Pull every line containing "Privacy" from the entries.
### Given records ###
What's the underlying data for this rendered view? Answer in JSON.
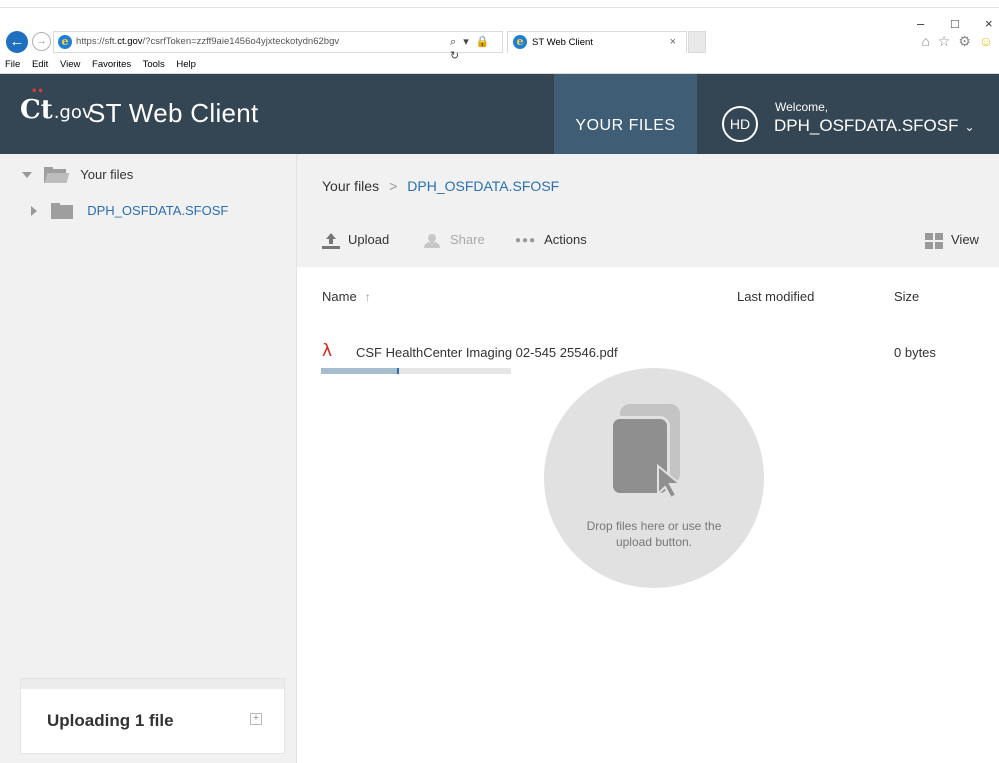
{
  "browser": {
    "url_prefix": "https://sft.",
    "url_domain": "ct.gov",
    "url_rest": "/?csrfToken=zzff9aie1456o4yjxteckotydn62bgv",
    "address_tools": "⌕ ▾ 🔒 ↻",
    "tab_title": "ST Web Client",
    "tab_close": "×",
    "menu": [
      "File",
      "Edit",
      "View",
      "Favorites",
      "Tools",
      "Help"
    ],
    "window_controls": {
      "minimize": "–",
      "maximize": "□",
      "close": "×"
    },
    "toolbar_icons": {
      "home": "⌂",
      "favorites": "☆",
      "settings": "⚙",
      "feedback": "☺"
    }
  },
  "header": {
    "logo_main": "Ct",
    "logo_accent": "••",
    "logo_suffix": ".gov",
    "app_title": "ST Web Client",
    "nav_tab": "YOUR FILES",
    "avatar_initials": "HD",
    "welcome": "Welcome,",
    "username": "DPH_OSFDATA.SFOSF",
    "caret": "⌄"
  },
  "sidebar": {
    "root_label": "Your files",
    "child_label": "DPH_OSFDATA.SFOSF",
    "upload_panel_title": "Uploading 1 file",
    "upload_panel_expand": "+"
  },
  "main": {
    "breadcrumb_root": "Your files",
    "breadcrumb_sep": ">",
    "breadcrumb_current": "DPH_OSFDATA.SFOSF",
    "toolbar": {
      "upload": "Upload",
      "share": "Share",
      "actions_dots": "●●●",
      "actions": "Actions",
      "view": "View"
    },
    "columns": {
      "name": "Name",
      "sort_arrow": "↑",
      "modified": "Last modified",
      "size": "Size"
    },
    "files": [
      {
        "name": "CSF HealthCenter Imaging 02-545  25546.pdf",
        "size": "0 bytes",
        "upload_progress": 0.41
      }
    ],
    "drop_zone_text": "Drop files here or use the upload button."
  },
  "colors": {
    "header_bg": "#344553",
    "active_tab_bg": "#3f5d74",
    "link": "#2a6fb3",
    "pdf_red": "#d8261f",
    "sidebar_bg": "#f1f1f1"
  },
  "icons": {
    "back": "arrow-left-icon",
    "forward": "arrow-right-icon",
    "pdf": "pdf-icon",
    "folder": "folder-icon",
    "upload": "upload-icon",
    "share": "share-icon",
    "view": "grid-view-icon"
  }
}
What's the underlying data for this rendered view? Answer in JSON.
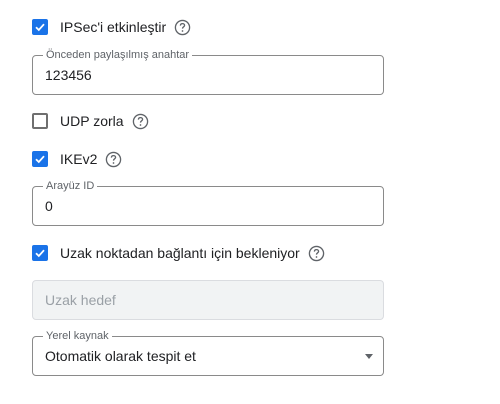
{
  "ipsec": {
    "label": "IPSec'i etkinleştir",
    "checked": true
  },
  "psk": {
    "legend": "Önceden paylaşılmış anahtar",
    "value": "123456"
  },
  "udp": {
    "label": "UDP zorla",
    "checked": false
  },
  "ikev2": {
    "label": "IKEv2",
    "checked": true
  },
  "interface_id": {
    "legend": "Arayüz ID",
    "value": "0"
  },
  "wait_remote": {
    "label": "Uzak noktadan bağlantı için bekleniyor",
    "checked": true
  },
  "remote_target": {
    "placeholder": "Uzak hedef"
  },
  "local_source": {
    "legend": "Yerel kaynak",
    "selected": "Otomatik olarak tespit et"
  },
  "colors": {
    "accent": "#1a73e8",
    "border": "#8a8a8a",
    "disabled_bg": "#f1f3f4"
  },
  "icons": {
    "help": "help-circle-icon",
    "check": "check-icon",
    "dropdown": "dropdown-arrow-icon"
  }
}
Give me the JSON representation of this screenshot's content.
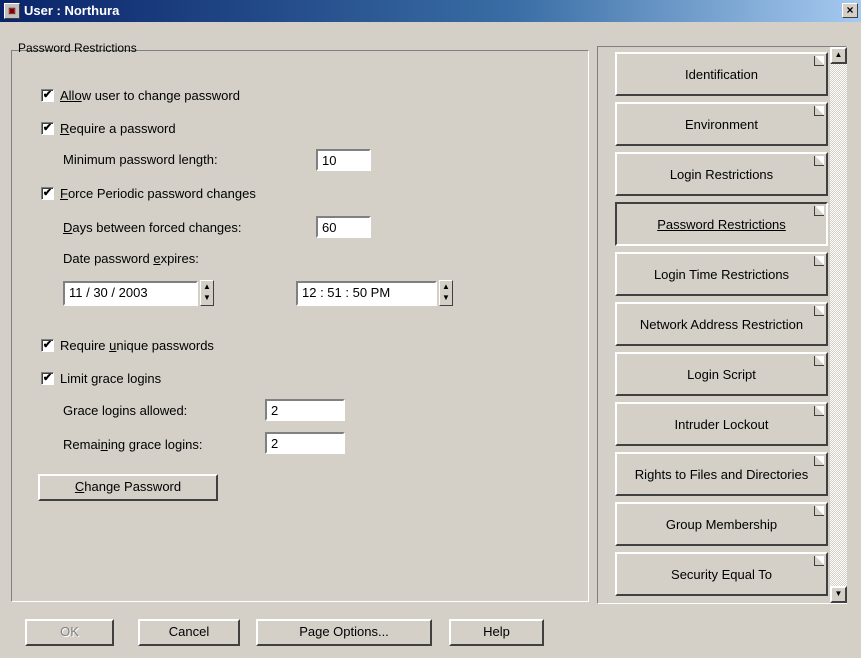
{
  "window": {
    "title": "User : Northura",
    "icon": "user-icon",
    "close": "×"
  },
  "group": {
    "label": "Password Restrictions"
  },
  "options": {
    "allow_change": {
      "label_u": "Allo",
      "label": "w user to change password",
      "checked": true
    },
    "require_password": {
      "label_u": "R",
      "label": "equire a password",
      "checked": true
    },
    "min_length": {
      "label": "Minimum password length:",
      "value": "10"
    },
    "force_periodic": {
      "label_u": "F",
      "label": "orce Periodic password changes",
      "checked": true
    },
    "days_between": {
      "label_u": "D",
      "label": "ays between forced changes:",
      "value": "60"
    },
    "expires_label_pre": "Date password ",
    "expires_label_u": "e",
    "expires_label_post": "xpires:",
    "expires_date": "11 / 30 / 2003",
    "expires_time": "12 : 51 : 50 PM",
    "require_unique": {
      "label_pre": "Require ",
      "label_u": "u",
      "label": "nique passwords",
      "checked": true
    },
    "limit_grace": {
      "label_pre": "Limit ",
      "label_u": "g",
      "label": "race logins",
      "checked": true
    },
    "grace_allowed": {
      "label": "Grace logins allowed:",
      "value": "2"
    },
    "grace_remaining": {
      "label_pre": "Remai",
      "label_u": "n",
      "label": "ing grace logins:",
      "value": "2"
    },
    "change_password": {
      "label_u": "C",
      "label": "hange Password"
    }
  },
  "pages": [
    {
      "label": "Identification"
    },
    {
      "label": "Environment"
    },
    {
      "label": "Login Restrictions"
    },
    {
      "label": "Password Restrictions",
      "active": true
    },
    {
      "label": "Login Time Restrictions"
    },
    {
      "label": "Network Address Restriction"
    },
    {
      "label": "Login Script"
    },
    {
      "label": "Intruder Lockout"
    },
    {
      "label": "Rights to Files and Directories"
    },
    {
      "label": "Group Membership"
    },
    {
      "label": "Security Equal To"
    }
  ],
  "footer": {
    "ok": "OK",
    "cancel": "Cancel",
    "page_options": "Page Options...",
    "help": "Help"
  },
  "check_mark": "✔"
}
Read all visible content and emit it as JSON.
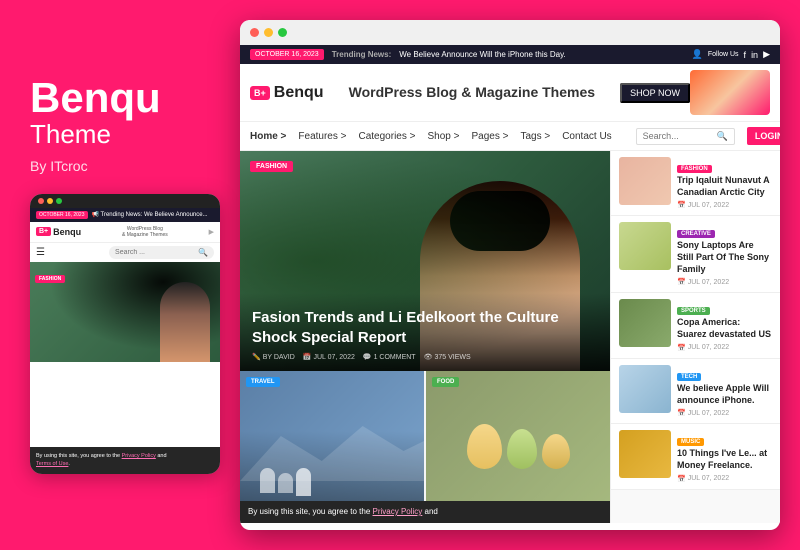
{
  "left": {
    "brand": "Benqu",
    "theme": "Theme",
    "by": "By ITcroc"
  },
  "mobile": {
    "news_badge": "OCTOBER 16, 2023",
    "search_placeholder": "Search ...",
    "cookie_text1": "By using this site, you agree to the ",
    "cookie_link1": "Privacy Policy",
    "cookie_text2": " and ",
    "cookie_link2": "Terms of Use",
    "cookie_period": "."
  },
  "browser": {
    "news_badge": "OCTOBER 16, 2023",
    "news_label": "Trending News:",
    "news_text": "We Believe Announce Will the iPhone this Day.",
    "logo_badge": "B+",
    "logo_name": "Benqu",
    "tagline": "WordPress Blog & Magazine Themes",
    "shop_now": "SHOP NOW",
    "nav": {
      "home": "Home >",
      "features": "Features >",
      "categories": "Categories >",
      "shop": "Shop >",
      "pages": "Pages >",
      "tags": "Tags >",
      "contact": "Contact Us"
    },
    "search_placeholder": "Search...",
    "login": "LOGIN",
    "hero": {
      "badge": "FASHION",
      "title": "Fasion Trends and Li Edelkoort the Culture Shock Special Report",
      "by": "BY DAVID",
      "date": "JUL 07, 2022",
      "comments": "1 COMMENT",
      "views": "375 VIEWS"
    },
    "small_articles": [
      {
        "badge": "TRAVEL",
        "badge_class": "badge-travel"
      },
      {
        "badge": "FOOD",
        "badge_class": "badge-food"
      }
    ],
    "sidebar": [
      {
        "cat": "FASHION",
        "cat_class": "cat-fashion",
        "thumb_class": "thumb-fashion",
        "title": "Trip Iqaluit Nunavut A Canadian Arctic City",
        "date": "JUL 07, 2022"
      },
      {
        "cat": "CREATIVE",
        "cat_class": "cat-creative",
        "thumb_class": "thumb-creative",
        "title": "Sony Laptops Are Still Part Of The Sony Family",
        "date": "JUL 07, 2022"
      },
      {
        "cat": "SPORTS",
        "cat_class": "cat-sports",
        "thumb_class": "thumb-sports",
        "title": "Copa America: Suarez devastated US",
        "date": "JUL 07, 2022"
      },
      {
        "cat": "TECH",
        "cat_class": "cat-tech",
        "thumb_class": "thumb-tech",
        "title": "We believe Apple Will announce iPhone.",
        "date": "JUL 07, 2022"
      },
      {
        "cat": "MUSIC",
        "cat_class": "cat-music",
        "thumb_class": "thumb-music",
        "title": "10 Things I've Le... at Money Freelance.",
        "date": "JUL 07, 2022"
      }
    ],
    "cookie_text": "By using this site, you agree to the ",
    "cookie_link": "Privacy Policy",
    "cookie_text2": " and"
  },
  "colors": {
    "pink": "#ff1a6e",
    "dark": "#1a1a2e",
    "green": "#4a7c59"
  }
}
###
» Problem solution
    "cookie_link1": "Privacy Policy",
    "cookie_link": "Privacy Policy",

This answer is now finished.